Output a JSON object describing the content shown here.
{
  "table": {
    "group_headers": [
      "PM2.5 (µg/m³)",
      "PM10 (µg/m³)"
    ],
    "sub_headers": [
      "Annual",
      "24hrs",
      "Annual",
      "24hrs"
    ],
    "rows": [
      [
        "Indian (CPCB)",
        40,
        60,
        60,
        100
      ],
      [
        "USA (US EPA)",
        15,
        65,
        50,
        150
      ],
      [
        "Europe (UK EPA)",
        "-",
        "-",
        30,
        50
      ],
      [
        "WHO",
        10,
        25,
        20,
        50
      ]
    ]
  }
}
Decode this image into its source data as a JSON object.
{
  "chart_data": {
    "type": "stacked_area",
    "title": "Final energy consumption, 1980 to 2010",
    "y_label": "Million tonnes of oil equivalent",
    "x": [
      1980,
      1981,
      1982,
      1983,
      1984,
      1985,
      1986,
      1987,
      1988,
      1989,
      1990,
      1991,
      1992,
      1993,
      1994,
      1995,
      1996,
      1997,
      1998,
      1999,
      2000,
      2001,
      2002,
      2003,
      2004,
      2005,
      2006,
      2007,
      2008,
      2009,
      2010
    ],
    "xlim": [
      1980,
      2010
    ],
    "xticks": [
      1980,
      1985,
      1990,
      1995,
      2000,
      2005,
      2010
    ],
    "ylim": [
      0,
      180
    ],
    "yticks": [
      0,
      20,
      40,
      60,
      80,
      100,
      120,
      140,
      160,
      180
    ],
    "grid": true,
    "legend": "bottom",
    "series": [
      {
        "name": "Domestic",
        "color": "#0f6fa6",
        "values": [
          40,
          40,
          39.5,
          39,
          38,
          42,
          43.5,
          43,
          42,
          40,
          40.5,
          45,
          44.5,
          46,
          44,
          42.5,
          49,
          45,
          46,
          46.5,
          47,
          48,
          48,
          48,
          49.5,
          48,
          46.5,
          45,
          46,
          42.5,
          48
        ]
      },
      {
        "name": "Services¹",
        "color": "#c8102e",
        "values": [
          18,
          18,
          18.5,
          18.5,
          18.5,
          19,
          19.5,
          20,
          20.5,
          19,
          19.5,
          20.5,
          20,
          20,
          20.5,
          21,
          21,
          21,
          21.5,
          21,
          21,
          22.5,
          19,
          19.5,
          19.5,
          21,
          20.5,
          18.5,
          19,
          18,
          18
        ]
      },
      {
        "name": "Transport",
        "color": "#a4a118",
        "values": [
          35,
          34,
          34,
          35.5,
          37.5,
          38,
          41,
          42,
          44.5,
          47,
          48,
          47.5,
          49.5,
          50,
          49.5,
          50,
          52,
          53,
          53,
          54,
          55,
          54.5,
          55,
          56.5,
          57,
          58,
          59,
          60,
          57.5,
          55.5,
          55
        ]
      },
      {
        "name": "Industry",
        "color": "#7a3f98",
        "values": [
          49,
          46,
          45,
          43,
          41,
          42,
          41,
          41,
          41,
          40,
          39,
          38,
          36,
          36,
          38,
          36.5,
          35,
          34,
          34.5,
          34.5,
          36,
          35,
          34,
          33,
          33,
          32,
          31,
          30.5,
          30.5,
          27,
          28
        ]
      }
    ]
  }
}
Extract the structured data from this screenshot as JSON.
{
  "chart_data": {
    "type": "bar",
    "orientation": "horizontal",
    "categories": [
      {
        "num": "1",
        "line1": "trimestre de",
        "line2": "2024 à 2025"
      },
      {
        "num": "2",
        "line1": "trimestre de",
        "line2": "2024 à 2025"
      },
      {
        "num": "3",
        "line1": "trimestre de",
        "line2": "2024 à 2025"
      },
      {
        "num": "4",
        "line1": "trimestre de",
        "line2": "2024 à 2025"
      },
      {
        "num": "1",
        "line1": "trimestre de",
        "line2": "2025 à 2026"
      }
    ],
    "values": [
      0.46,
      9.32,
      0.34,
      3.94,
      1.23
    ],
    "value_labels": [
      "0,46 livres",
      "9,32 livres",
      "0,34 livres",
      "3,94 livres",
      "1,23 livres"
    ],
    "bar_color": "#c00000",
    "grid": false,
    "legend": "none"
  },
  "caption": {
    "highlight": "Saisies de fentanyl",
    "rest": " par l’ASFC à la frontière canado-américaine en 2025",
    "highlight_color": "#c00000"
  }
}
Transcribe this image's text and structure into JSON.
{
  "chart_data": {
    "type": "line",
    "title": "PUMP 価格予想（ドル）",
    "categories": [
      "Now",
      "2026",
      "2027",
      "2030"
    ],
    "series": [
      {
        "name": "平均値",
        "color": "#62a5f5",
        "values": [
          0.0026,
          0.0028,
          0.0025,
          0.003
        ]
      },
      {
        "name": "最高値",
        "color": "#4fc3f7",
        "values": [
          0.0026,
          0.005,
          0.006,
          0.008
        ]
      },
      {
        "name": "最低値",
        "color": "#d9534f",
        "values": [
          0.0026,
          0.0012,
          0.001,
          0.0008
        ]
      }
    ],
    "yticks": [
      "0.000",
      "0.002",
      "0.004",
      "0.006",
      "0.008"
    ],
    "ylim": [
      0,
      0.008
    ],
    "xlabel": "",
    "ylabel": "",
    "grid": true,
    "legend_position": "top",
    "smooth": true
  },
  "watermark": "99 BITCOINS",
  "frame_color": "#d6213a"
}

**Goal**
Write out every line of the preceding listing that contains "this".

**Answer in full**
Decode this image into its source data as a JSON object.
Extract the structured data from this screenshot as JSON.
Transcribe this image's text and structure into JSON.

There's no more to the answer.